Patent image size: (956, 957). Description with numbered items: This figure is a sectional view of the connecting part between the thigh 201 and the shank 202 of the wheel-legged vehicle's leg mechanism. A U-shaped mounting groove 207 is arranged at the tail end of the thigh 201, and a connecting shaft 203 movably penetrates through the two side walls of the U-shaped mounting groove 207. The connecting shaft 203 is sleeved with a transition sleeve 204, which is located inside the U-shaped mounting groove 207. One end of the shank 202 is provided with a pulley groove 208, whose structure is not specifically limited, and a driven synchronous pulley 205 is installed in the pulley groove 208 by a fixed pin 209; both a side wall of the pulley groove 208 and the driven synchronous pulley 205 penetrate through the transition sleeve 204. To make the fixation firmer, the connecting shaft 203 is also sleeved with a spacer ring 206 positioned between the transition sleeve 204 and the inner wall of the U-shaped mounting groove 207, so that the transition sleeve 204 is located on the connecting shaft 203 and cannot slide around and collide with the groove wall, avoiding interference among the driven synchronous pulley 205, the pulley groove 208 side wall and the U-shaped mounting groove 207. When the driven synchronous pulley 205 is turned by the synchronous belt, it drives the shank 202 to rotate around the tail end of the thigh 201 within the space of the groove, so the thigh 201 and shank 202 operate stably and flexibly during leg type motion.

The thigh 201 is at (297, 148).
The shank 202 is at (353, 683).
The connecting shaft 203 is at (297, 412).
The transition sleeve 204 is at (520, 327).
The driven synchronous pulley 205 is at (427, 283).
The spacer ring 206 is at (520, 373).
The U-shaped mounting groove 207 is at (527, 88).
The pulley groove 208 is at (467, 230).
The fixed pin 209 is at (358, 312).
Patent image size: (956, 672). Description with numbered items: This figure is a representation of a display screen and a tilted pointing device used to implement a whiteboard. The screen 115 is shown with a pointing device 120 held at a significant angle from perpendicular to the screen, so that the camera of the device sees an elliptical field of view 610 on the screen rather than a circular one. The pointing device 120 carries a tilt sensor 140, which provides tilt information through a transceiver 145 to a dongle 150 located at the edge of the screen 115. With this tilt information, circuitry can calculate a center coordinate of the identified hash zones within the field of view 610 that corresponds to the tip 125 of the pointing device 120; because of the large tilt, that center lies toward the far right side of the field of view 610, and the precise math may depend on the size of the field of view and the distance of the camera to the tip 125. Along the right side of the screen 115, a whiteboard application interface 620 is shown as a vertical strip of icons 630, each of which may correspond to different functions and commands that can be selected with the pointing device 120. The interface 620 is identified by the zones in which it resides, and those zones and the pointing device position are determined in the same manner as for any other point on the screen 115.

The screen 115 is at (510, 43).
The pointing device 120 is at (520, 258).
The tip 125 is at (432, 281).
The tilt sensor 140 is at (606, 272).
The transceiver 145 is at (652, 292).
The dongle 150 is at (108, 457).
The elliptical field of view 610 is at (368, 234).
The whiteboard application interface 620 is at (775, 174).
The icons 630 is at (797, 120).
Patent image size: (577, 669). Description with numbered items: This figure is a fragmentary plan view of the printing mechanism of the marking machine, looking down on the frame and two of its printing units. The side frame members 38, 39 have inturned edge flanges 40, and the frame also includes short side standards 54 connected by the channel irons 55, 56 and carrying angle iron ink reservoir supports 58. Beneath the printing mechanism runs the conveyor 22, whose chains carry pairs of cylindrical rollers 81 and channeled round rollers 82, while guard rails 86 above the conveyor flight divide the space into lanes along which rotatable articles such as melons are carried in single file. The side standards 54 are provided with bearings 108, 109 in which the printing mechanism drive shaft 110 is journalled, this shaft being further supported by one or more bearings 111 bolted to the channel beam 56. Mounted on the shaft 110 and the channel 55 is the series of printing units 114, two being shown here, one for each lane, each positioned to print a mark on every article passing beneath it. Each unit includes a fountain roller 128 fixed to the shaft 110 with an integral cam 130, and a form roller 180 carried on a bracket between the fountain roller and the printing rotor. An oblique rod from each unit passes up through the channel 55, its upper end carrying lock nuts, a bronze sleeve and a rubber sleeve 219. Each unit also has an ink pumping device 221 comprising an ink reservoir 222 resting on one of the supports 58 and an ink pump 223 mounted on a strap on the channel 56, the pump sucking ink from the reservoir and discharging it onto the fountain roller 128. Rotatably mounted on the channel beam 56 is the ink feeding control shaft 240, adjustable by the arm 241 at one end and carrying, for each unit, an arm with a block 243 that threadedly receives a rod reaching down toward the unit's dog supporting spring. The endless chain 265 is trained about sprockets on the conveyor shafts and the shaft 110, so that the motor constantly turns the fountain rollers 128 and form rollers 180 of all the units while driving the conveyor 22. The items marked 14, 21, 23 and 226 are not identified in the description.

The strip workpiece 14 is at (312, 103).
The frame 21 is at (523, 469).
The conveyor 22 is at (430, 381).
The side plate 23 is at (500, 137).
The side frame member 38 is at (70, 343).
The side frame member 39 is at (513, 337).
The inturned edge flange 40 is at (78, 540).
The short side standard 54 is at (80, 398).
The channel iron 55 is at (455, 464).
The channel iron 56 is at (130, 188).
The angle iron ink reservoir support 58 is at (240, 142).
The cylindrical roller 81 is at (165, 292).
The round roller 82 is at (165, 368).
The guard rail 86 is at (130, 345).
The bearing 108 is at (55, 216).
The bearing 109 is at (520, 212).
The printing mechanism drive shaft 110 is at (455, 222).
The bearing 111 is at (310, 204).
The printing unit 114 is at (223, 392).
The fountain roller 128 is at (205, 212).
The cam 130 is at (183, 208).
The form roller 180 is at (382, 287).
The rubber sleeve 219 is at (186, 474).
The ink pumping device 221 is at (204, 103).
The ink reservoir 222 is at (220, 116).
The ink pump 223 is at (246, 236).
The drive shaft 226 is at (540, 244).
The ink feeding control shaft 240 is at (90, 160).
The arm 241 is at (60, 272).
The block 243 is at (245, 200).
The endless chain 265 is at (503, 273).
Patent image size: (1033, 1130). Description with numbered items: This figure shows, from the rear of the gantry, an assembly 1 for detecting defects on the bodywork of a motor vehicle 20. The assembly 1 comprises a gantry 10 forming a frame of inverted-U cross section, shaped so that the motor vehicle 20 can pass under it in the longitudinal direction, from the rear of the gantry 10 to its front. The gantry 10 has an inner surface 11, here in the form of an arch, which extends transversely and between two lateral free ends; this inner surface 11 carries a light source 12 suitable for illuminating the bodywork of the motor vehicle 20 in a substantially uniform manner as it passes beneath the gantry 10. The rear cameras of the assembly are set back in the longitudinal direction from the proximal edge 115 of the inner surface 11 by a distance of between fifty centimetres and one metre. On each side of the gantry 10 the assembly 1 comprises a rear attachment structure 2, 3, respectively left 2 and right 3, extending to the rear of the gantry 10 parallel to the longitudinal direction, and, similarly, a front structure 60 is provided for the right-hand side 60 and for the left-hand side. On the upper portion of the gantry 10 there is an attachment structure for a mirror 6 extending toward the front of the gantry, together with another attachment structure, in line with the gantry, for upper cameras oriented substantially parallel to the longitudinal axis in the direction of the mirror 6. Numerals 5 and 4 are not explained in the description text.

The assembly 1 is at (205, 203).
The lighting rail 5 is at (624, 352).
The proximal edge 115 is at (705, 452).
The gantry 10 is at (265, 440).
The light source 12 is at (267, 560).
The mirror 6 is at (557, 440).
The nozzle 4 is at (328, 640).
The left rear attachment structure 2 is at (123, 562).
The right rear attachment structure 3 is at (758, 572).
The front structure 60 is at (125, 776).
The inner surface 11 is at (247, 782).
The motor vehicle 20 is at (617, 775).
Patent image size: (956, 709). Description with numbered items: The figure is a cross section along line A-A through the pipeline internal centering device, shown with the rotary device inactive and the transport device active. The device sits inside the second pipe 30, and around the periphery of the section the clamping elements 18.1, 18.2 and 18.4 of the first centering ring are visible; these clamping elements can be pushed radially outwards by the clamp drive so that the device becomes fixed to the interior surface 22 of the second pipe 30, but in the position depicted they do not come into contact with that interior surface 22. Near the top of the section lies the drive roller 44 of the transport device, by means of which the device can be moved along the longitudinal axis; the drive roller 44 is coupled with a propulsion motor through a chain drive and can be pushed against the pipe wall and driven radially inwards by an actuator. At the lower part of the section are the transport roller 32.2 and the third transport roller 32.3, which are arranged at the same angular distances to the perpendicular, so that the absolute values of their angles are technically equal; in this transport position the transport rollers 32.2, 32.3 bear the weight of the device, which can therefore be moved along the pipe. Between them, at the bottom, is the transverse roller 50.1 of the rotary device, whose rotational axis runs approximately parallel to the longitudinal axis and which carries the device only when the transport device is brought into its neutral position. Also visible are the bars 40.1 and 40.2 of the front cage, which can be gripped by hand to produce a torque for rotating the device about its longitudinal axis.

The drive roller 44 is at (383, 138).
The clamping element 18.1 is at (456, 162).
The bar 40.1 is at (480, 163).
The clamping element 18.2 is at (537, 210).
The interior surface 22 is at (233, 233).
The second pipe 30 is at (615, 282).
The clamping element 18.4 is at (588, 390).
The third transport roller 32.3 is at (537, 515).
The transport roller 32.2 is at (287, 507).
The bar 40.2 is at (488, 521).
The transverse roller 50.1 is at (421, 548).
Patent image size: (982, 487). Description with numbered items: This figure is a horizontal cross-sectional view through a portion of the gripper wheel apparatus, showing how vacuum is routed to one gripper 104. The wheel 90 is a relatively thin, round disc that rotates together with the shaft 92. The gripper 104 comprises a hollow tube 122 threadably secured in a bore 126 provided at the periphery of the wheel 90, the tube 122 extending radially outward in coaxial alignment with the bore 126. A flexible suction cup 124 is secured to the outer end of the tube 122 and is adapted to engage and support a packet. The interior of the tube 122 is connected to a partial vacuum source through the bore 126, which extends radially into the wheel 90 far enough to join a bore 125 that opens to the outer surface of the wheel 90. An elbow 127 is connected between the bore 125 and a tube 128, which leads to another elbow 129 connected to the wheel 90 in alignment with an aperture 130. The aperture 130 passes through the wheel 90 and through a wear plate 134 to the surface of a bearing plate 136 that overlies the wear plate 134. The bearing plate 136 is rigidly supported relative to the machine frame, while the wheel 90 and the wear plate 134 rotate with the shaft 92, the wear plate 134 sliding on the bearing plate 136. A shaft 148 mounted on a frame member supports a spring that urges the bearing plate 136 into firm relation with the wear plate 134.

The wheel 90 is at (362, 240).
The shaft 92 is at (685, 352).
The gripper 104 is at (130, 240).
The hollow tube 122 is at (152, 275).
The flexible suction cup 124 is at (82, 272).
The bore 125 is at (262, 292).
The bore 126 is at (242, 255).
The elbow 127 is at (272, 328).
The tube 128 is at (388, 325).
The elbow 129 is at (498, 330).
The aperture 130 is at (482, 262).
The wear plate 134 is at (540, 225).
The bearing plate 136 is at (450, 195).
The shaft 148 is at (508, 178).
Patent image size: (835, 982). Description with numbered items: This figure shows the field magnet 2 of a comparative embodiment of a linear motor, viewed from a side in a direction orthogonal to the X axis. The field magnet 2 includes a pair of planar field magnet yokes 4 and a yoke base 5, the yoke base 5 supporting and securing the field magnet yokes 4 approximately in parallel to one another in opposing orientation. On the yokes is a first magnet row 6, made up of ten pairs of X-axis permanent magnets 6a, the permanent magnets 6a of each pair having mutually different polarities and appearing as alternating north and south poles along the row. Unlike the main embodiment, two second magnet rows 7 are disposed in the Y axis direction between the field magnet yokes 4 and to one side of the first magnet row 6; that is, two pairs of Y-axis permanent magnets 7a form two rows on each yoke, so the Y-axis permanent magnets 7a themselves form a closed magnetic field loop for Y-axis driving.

____

- [Task directions] Rewrite the rows from the line with "Patent image size: (982, 487)." up to and including the line with "The bore 126 is at (242, 255).", swapping "routed" for "supplied" and leaving everything else unchanged. Return only those lines.

- [Result]
Patent image size: (982, 487). Description with numbered items: This figure is a horizontal cross-sectional view through a portion of the gripper wheel apparatus, showing how vacuum is supplied to one gripper 104. The wheel 90 is a relatively thin, round disc that rotates together with the shaft 92. The gripper 104 comprises a hollow tube 122 threadably secured in a bore 126 provided at the periphery of the wheel 90, the tube 122 extending radially outward in coaxial alignment with the bore 126. A flexible suction cup 124 is secured to the outer end of the tube 122 and is adapted to engage and support a packet. The interior of the tube 122 is connected to a partial vacuum source through the bore 126, which extends radially into the wheel 90 far enough to join a bore 125 that opens to the outer surface of the wheel 90. An elbow 127 is connected between the bore 125 and a tube 128, which leads to another elbow 129 connected to the wheel 90 in alignment with an aperture 130. The aperture 130 passes through the wheel 90 and through a wear plate 134 to the surface of a bearing plate 136 that overlies the wear plate 134. The bearing plate 136 is rigidly supported relative to the machine frame, while the wheel 90 and the wear plate 134 rotate with the shaft 92, the wear plate 134 sliding on the bearing plate 136. A shaft 148 mounted on a frame member supports a spring that urges the bearing plate 136 into firm relation with the wear plate 134.

The wheel 90 is at (362, 240).
The shaft 92 is at (685, 352).
The gripper 104 is at (130, 240).
The hollow tube 122 is at (152, 275).
The flexible suction cup 124 is at (82, 272).
The bore 125 is at (262, 292).
The bore 126 is at (242, 255).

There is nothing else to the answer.